**EXERCISE AIM:**
In the lines below, find how many contain the word "this" and report that figure alone.

* START INFORMATION GIVEN *

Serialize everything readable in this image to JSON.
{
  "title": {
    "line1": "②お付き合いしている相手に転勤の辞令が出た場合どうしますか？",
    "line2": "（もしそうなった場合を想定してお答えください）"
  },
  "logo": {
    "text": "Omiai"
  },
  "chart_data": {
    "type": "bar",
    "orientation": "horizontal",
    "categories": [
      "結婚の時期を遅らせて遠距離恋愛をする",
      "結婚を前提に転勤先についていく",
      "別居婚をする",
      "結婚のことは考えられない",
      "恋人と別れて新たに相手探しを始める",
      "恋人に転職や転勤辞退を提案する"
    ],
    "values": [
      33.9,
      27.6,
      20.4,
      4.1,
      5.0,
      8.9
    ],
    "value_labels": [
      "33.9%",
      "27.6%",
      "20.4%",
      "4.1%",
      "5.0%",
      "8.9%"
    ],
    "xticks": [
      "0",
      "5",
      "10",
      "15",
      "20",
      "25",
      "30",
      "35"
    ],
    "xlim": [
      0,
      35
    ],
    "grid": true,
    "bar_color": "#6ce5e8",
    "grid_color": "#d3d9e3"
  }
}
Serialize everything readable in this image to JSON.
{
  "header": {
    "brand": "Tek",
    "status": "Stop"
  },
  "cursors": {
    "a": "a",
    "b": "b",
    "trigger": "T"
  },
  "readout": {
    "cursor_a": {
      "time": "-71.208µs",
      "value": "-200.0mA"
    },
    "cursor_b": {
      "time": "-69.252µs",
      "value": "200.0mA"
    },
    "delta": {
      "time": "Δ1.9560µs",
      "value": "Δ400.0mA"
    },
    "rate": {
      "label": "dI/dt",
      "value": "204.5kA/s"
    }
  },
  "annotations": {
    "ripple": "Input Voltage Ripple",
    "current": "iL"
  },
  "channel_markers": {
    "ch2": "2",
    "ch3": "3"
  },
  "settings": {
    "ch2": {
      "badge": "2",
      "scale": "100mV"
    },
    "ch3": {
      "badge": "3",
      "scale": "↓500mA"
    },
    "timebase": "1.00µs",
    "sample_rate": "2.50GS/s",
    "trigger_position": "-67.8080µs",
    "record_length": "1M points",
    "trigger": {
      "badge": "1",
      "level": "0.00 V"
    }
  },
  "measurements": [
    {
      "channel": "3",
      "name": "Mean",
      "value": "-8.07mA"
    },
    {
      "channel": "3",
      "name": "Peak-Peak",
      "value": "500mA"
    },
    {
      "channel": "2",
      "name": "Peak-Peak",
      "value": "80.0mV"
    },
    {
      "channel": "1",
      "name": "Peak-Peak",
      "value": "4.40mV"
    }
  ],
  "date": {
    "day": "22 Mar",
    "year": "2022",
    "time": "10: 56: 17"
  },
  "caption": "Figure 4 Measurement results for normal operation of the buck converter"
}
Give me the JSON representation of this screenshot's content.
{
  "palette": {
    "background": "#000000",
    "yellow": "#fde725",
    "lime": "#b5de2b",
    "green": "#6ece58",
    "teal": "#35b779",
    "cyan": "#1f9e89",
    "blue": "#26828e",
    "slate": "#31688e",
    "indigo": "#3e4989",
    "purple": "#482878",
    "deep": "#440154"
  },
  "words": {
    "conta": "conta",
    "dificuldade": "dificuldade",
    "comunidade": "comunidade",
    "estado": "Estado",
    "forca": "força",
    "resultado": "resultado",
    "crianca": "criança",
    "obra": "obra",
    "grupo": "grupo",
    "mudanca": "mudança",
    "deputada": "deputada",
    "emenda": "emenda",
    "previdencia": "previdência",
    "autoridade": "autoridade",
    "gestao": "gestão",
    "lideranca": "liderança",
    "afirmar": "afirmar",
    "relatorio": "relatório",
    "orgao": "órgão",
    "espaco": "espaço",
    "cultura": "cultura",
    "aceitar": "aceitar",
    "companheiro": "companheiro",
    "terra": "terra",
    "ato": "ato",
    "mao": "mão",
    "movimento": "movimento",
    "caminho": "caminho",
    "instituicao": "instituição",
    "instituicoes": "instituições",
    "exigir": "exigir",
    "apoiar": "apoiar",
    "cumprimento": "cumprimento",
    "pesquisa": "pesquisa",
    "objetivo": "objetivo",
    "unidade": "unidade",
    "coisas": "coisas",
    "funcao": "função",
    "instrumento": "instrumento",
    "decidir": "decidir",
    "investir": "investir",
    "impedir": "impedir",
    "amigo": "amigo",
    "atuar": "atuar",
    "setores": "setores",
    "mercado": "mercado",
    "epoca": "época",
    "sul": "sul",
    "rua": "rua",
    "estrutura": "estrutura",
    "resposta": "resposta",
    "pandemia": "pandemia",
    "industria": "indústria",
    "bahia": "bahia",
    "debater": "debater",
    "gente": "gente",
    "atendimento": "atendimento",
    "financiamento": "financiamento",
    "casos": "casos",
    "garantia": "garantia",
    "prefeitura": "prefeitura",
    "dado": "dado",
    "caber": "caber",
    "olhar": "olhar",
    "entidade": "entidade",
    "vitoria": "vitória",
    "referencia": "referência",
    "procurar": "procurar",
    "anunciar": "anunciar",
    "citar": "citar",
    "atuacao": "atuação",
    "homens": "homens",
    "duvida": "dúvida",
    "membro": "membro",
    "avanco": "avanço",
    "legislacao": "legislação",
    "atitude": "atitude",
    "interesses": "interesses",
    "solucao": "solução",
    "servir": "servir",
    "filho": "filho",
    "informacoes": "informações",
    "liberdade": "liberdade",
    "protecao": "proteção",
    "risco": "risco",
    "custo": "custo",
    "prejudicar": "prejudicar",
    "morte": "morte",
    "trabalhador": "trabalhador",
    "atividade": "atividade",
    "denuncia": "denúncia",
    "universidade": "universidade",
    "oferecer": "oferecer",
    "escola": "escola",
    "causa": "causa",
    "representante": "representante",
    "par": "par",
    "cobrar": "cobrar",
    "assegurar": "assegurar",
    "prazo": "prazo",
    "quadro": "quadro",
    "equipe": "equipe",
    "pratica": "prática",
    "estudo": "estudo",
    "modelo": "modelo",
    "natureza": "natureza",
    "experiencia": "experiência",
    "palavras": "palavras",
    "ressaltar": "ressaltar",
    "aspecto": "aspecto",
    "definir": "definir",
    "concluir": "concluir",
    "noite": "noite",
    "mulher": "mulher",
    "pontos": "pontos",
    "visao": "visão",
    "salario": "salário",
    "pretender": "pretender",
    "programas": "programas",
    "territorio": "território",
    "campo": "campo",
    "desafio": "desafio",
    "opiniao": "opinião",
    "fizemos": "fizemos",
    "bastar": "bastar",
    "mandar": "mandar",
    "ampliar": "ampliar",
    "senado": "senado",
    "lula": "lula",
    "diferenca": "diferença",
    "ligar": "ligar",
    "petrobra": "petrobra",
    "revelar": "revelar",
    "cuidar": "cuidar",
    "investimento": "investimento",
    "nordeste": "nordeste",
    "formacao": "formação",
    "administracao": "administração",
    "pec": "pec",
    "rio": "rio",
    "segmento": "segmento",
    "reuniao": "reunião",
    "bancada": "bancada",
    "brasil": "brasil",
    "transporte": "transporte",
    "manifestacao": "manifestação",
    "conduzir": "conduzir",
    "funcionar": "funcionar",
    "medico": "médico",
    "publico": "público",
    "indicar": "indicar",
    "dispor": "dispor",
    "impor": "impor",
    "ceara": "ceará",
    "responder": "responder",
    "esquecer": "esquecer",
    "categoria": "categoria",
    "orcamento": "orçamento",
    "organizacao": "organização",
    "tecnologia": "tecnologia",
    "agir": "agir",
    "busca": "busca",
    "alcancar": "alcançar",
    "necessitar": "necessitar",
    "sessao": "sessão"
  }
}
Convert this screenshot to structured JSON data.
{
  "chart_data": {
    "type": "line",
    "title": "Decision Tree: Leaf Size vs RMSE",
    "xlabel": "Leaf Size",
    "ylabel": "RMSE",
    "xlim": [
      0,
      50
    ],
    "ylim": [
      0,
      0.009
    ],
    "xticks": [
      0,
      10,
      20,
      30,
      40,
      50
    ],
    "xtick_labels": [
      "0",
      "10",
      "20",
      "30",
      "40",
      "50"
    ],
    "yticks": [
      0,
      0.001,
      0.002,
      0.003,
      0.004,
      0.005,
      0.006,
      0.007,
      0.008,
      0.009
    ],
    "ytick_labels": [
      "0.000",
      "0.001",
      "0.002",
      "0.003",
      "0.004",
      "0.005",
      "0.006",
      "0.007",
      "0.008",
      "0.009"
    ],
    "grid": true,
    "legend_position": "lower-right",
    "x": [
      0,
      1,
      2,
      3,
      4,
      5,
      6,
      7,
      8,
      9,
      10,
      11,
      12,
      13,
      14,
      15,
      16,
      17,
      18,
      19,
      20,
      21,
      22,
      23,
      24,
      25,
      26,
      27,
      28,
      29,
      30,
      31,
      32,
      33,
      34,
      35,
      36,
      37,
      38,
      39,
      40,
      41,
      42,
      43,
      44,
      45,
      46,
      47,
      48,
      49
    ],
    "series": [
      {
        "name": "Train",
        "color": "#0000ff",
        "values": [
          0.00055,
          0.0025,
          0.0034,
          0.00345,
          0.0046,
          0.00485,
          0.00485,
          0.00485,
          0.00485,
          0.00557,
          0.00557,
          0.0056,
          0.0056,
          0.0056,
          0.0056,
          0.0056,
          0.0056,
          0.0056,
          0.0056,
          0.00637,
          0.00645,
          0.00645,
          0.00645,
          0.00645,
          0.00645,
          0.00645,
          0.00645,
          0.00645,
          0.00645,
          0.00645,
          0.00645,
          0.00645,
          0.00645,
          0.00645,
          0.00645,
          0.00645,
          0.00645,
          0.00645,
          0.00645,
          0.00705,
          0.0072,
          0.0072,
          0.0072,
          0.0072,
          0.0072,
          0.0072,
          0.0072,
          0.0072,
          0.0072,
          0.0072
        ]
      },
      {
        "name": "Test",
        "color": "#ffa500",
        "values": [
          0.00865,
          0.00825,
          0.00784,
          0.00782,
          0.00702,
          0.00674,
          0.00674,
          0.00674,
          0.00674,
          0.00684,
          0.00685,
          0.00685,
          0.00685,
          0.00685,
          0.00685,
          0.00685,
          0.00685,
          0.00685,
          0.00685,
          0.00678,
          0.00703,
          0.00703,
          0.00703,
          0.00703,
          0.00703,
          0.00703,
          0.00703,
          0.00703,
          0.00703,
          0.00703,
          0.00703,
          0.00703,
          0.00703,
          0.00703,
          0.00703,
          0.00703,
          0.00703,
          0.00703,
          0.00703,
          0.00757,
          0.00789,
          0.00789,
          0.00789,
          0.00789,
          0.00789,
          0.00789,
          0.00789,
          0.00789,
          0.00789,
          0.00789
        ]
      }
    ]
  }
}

* END INFORMATION GIVEN *

**RESPONSE TO THE EXERCISE:**
4